[Stored records]

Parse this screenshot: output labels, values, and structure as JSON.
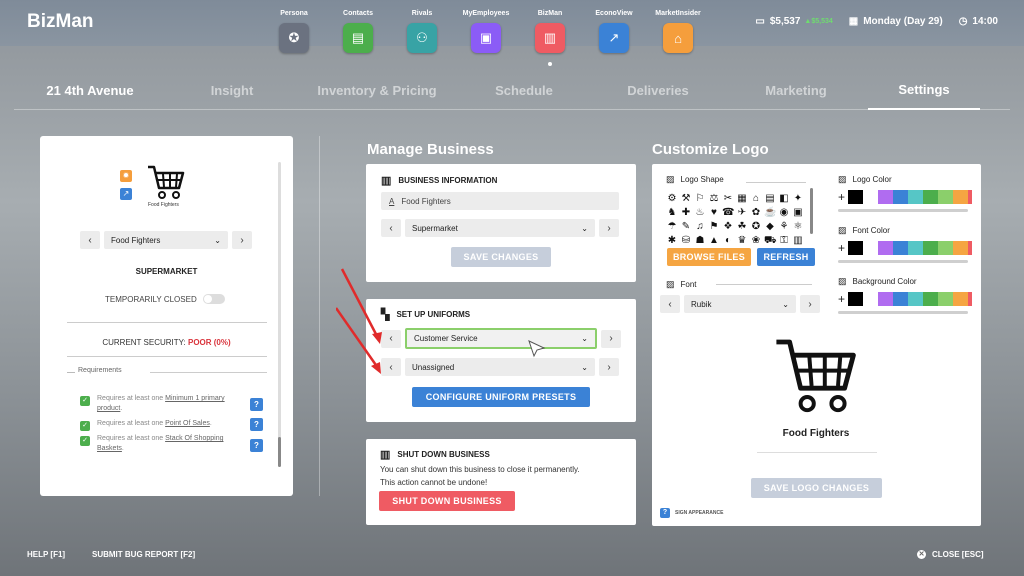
{
  "brand": "BizMan",
  "apps": [
    {
      "label": "Persona",
      "icon": "star-badge-icon",
      "color": "#6b7280",
      "glyph": "✪"
    },
    {
      "label": "Contacts",
      "icon": "chat-icon",
      "color": "#4cae4c",
      "glyph": "▤"
    },
    {
      "label": "Rivals",
      "icon": "group-icon",
      "color": "#38a3a5",
      "glyph": "⚇"
    },
    {
      "label": "MyEmployees",
      "icon": "id-badge-icon",
      "color": "#8b5cf6",
      "glyph": "▣"
    },
    {
      "label": "BizMan",
      "icon": "store-icon",
      "color": "#ef5b63",
      "glyph": "▥"
    },
    {
      "label": "EconoView",
      "icon": "trend-icon",
      "color": "#3b82d6",
      "glyph": "↗"
    },
    {
      "label": "MarketInsider",
      "icon": "house-chart-icon",
      "color": "#f59e3c",
      "glyph": "⌂"
    }
  ],
  "status": {
    "money": "$5,537",
    "gain": "▲$5,534",
    "day": "Monday (Day 29)",
    "time": "14:00"
  },
  "tabs": [
    "21 4th Avenue",
    "Insight",
    "Inventory & Pricing",
    "Schedule",
    "Deliveries",
    "Marketing",
    "Settings"
  ],
  "left": {
    "logo_name": "Food Fighters",
    "selected_business": "Food Fighters",
    "business_type": "SUPERMARKET",
    "temporarily_closed": "TEMPORARILY CLOSED",
    "security_label": "CURRENT SECURITY:",
    "security_value": "POOR (0%)",
    "requirements_title": "Requirements",
    "requirements": [
      {
        "prefix": "Requires at least one ",
        "link": "Minimum 1 primary product",
        "suffix": "."
      },
      {
        "prefix": "Requires at least one ",
        "link": "Point Of Sales",
        "suffix": "."
      },
      {
        "prefix": "Requires at least one ",
        "link": "Stack Of Shopping Baskets",
        "suffix": "."
      }
    ]
  },
  "manage": {
    "title": "Manage Business",
    "info_title": "BUSINESS INFORMATION",
    "name_value": "Food Fighters",
    "type_value": "Supermarket",
    "save_label": "SAVE CHANGES",
    "uniforms_title": "SET UP UNIFORMS",
    "uniform_1": "Customer Service",
    "uniform_2": "Unassigned",
    "configure_label": "CONFIGURE UNIFORM PRESETS",
    "shutdown_title": "SHUT DOWN BUSINESS",
    "shutdown_text_1": "You can shut down this business to close it permanently.",
    "shutdown_text_2": "This action cannot be undone!",
    "shutdown_label": "SHUT DOWN BUSINESS"
  },
  "logo": {
    "title": "Customize Logo",
    "shape_label": "Logo Shape",
    "logo_color_label": "Logo Color",
    "font_color_label": "Font Color",
    "bg_color_label": "Background Color",
    "browse_label": "BROWSE FILES",
    "refresh_label": "REFRESH",
    "font_label": "Font",
    "font_value": "Rubik",
    "preview_name": "Food Fighters",
    "save_label": "SAVE LOGO CHANGES",
    "sign_label": "SIGN APPEARANCE",
    "palette": [
      "#000000",
      "#ffffff",
      "#b06cf0",
      "#3b82d6",
      "#56c6c6",
      "#4cae4c",
      "#8bcf6b",
      "#f5a542",
      "#ef5b63"
    ],
    "glyphs": [
      "⚙",
      "⚒",
      "⚐",
      "⚖",
      "✂",
      "▦",
      "⌂",
      "▤",
      "◧",
      "✦",
      "♞",
      "✚",
      "♨",
      "♥",
      "☎",
      "✈",
      "✿",
      "☕",
      "◉",
      "▣",
      "☂",
      "✎",
      "♫",
      "⚑",
      "❖",
      "☘",
      "✪",
      "◆",
      "⚘",
      "⚛",
      "✱",
      "⛁",
      "☗",
      "▲",
      "◐",
      "♛",
      "❀",
      "⛟",
      "⚿",
      "▥"
    ]
  },
  "footer": {
    "help": "HELP [F1]",
    "bug": "SUBMIT BUG REPORT [F2]",
    "close": "CLOSE [ESC]"
  }
}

§ TO BE DONE
Pictures in the records must not appear in the copy; transcribe everything else precisely.

§ TASK ANSWER
Parse this screenshot: output labels, values, and structure as JSON.
{
  "brand": "BizMan",
  "apps": [
    {
      "label": "Persona",
      "icon": "star-badge-icon",
      "color": "#6b7280",
      "glyph": "✪"
    },
    {
      "label": "Contacts",
      "icon": "chat-icon",
      "color": "#4cae4c",
      "glyph": "▤"
    },
    {
      "label": "Rivals",
      "icon": "group-icon",
      "color": "#38a3a5",
      "glyph": "⚇"
    },
    {
      "label": "MyEmployees",
      "icon": "id-badge-icon",
      "color": "#8b5cf6",
      "glyph": "▣"
    },
    {
      "label": "BizMan",
      "icon": "store-icon",
      "color": "#ef5b63",
      "glyph": "▥"
    },
    {
      "label": "EconoView",
      "icon": "trend-icon",
      "color": "#3b82d6",
      "glyph": "↗"
    },
    {
      "label": "MarketInsider",
      "icon": "house-chart-icon",
      "color": "#f59e3c",
      "glyph": "⌂"
    }
  ],
  "status": {
    "money": "$5,537",
    "gain": "▲$5,534",
    "day": "Monday (Day 29)",
    "time": "14:00"
  },
  "tabs": [
    "21 4th Avenue",
    "Insight",
    "Inventory & Pricing",
    "Schedule",
    "Deliveries",
    "Marketing",
    "Settings"
  ],
  "left": {
    "logo_name": "Food Fighters",
    "selected_business": "Food Fighters",
    "business_type": "SUPERMARKET",
    "temporarily_closed": "TEMPORARILY CLOSED",
    "security_label": "CURRENT SECURITY:",
    "security_value": "POOR (0%)",
    "requirements_title": "Requirements",
    "requirements": [
      {
        "prefix": "Requires at least one ",
        "link": "Minimum 1 primary product",
        "suffix": "."
      },
      {
        "prefix": "Requires at least one ",
        "link": "Point Of Sales",
        "suffix": "."
      },
      {
        "prefix": "Requires at least one ",
        "link": "Stack Of Shopping Baskets",
        "suffix": "."
      }
    ]
  },
  "manage": {
    "title": "Manage Business",
    "info_title": "BUSINESS INFORMATION",
    "name_value": "Food Fighters",
    "type_value": "Supermarket",
    "save_label": "SAVE CHANGES",
    "uniforms_title": "SET UP UNIFORMS",
    "uniform_1": "Customer Service",
    "uniform_2": "Unassigned",
    "configure_label": "CONFIGURE UNIFORM PRESETS",
    "shutdown_title": "SHUT DOWN BUSINESS",
    "shutdown_text_1": "You can shut down this business to close it permanently.",
    "shutdown_text_2": "This action cannot be undone!",
    "shutdown_label": "SHUT DOWN BUSINESS"
  },
  "logo": {
    "title": "Customize Logo",
    "shape_label": "Logo Shape",
    "logo_color_label": "Logo Color",
    "font_color_label": "Font Color",
    "bg_color_label": "Background Color",
    "browse_label": "BROWSE FILES",
    "refresh_label": "REFRESH",
    "font_label": "Font",
    "font_value": "Rubik",
    "preview_name": "Food Fighters",
    "save_label": "SAVE LOGO CHANGES",
    "sign_label": "SIGN APPEARANCE",
    "palette": [
      "#000000",
      "#ffffff",
      "#b06cf0",
      "#3b82d6",
      "#56c6c6",
      "#4cae4c",
      "#8bcf6b",
      "#f5a542",
      "#ef5b63"
    ],
    "glyphs": [
      "⚙",
      "⚒",
      "⚐",
      "⚖",
      "✂",
      "▦",
      "⌂",
      "▤",
      "◧",
      "✦",
      "♞",
      "✚",
      "♨",
      "♥",
      "☎",
      "✈",
      "✿",
      "☕",
      "◉",
      "▣",
      "☂",
      "✎",
      "♫",
      "⚑",
      "❖",
      "☘",
      "✪",
      "◆",
      "⚘",
      "⚛",
      "✱",
      "⛁",
      "☗",
      "▲",
      "◐",
      "♛",
      "❀",
      "⛟",
      "⚿",
      "▥"
    ]
  },
  "footer": {
    "help": "HELP [F1]",
    "bug": "SUBMIT BUG REPORT [F2]",
    "close": "CLOSE [ESC]"
  }
}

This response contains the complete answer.